ECON 626: Midterm

Published

October 16, 2024

Problem 1

\[ \def\R{{\mathbb{R}}} \def\Er{{\mathrm{E}}} \def\var{{\mathrm{Var}}} \newcommand\norm[1]{\left\lVert#1\right\rVert} \def\cov{{\mathrm{Cov}}} \def\En{{\mathbb{En}}} \def\rank{{\mathrm{rank}}} \newcommand{\inpr}{ \overset{p^*_{\scriptscriptstyle n}}{\longrightarrow}} \def\inprob{{\,{\buildrel p \over \rightarrow}\,}} \def\indist{\,{\buildrel d \over \rightarrow}\,} \DeclareMathOperator*{\plim}{plim} \]

Suppose \(y_i^* = x_i' \beta + \epsilon_i\) for \(i=1, ..., n\) with \(x_i \in \R^k\). Also suppose \(y_i^*\) is not always observed. Instead, you only observe \(y_i = y_i^*\) if \(o_i = 1\). The observed data is \(\left\lbrace\left(x_i, o_i, y_i = \begin{cases} y_i^* & \text{ if } o_i = 1 \\ \text{missing} & \text{ otherwise} \end{cases}\right)\right\rbrace_{i=1}^n\). Throughout, assume that observations for different \(i\) are independent and identically distributed, \(\Er[\epsilon_i | x_i] = 0\), and \(\Er[x_ix_i' o_i]\) is nonsingular.

▶ _Stated problem 1_: Print the records word for word, beginning with their first line and stopping after the line that contains "- row-index: 1: [60, 450, 81, 488]".

▶ _Items_:
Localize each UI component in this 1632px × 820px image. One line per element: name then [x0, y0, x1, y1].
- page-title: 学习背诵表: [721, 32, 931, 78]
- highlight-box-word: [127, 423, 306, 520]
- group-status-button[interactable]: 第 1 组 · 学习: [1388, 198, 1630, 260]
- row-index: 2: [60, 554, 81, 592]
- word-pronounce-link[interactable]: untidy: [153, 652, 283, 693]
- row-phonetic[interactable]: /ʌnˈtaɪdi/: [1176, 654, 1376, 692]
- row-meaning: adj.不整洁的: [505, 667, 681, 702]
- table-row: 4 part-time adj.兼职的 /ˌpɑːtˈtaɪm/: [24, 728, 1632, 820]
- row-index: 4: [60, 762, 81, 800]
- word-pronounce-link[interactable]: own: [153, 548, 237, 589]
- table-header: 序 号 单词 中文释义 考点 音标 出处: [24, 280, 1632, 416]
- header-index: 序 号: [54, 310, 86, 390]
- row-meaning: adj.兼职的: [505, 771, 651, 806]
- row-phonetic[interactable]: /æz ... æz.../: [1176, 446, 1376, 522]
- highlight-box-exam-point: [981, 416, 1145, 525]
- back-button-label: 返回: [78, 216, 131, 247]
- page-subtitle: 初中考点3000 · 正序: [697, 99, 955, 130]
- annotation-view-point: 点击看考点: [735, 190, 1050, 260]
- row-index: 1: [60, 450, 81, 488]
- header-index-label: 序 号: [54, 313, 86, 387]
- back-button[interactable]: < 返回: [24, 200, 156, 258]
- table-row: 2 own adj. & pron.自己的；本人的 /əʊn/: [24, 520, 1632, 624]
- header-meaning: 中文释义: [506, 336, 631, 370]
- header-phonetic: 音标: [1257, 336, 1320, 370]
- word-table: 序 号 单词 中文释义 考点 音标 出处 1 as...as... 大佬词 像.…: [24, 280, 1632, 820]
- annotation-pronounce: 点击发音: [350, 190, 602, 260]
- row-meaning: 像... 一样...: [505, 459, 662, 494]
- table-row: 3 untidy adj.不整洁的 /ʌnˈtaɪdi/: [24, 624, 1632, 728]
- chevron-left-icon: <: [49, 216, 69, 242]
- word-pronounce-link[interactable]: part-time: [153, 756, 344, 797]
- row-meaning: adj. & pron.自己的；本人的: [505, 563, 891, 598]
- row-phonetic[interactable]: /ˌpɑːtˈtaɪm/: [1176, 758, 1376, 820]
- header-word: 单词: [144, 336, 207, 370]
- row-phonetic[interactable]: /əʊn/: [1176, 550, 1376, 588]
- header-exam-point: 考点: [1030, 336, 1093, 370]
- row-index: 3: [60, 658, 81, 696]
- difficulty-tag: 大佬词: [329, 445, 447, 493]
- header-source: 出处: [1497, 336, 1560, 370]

▶ _Stated problem 2_: Output the part of the midterm problem that begins at the words "Suppose \(y_i^* = x_i'" and stops after "o_i]\) is nonsingular.", copied verbatim.

▶ _Worked solution 1_:
Localize each UI component in this 1632px × 820px image. One line per element: name then [x0, y0, x1, y1].
- page-title: 学习背诵表: [721, 32, 931, 78]
- highlight-box-word: [127, 423, 306, 520]
- group-status-button[interactable]: 第 1 组 · 学习: [1388, 198, 1630, 260]
- row-index: 2: [60, 554, 81, 592]
- word-pronounce-link[interactable]: untidy: [153, 652, 283, 693]
- row-phonetic[interactable]: /ʌnˈtaɪdi/: [1176, 654, 1376, 692]
- row-meaning: adj.不整洁的: [505, 667, 681, 702]
- table-row: 4 part-time adj.兼职的 /ˌpɑːtˈtaɪm/: [24, 728, 1632, 820]
- row-index: 4: [60, 762, 81, 800]
- word-pronounce-link[interactable]: own: [153, 548, 237, 589]
- table-header: 序 号 单词 中文释义 考点 音标 出处: [24, 280, 1632, 416]
- header-index: 序 号: [54, 310, 86, 390]
- row-meaning: adj.兼职的: [505, 771, 651, 806]
- row-phonetic[interactable]: /æz ... æz.../: [1176, 446, 1376, 522]
- highlight-box-exam-point: [981, 416, 1145, 525]
- back-button-label: 返回: [78, 216, 131, 247]
- page-subtitle: 初中考点3000 · 正序: [697, 99, 955, 130]
- annotation-view-point: 点击看考点: [735, 190, 1050, 260]
- row-index: 1: [60, 450, 81, 488]

▶ _Worked solution 2_:
Suppose \(y_i^* = x_i' \beta + \epsilon_i\) for \(i=1, ..., n\) with \(x_i \in \R^k\). Also suppose \(y_i^*\) is not always observed. Instead, you only observe \(y_i = y_i^*\) if \(o_i = 1\). The observed data is \(\left\lbrace\left(x_i, o_i, y_i = \begin{cases} y_i^* & \text{ if } o_i = 1 \\ \text{missing} & \text{ otherwise} \end{cases}\right)\right\rbrace_{i=1}^n\). Throughout, assume that observations for different \(i\) are independent and identically distributed, \(\Er[\epsilon_i | x_i] = 0\), and \(\Er[x_ix_i' o_i]\) is nonsingular.